• _GIVEN REQUEST_:
Output the full listing below exactly as it reads, and skip anything that is a picture.
— Start —
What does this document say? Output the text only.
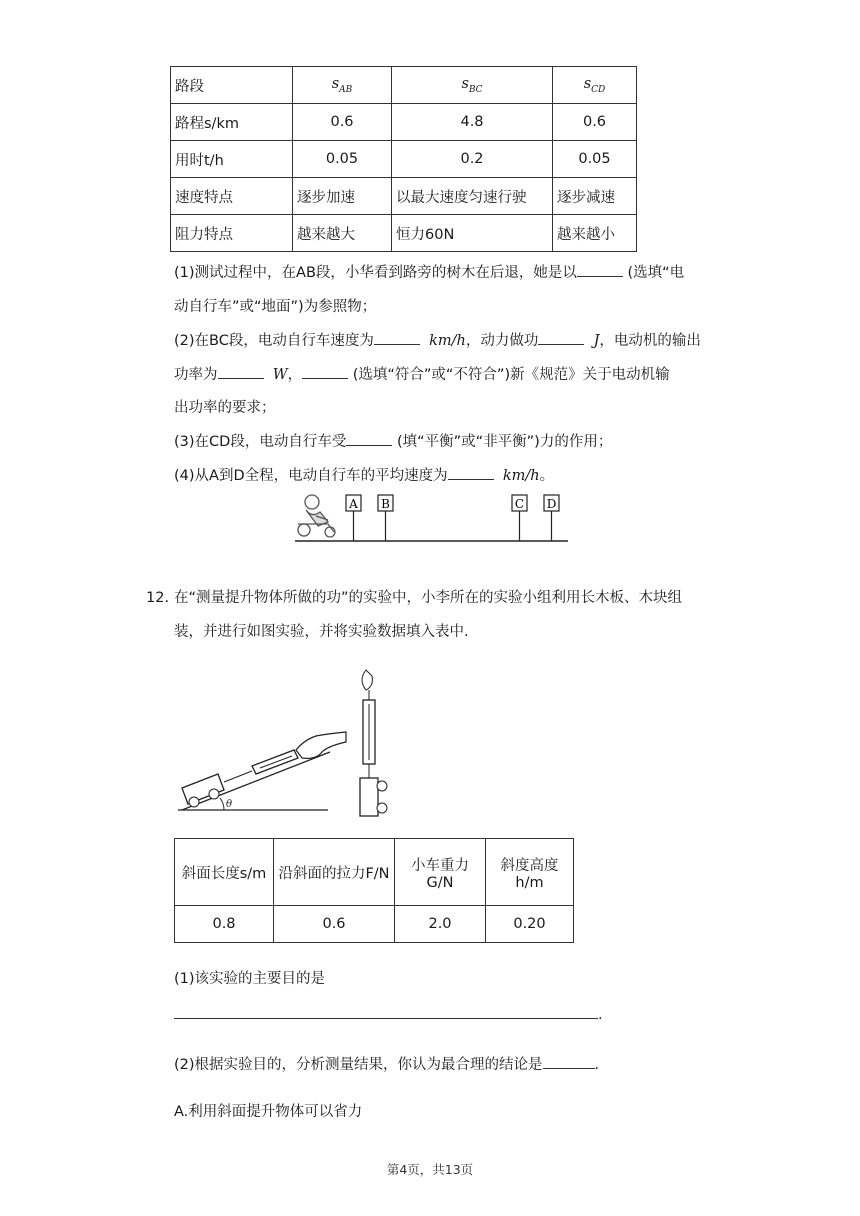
路段	$s_{AB}$	$s_{BC}$	$s_{CD}$
路程s/km	0.6	4.8	0.6
用时t/h	0.05	0.2	0.05
速度特点	逐步加速	以最大速度匀速行驶	逐步减速
阻力特点	越来越大	恒力60N	越来越小
(1)测试过程中，在AB段，小华看到路旁的树木在后退，她是以	(选填“电
动自行车”或“地面”)为参照物；
(2)在BC段，电动自行车速度为	km/h，动力做功	J，电动机的输出
功率为	W，	(选填“符合”或“不符合”)新《规范》关于电动机输
出功率的要求；
(3)在CD段，电动自行车受	(填“平衡”或“非平衡”)力的作用；
(4)从A到D全程，电动自行车的平均速度为	km/h。
A B	C D
12. 在“测量提升物体所做的功”的实验中，小李所在的实验小组利用长木板、木块组
装，并进行如图实验，并将实验数据填入表中.
θ
斜面长度s/m	沿斜面的拉力F/N	小车重力G/N	斜度高度h/m
0.8	0.6	2.0	0.20
(1)该实验的主要目的是
.
(2)根据实验目的，分析测量结果，你认为最合理的结论是	.
A.利用斜面提升物体可以省力
第4页，共13页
— End —
• _RESPONSE TO THE EXERCISE_:
What does this document say? Output the text only.
路段	$s_{AB}$	$s_{BC}$	$s_{CD}$
路程s/km	0.6	4.8	0.6
用时t/h	0.05	0.2	0.05
速度特点	逐步加速	以最大速度匀速行驶	逐步减速
阻力特点	越来越大	恒力60N	越来越小
(1)测试过程中，在AB段，小华看到路旁的树木在后退，她是以	(选填“电
动自行车”或“地面”)为参照物；
(2)在BC段，电动自行车速度为	km/h，动力做功	J，电动机的输出
功率为	W，	(选填“符合”或“不符合”)新《规范》关于电动机输
出功率的要求；
(3)在CD段，电动自行车受	(填“平衡”或“非平衡”)力的作用；
(4)从A到D全程，电动自行车的平均速度为	km/h。
A B	C D
12. 在“测量提升物体所做的功”的实验中，小李所在的实验小组利用长木板、木块组
装，并进行如图实验，并将实验数据填入表中.
θ
斜面长度s/m	沿斜面的拉力F/N	小车重力G/N	斜度高度h/m
0.8	0.6	2.0	0.20
(1)该实验的主要目的是
.
(2)根据实验目的，分析测量结果，你认为最合理的结论是	.
A.利用斜面提升物体可以省力
第4页，共13页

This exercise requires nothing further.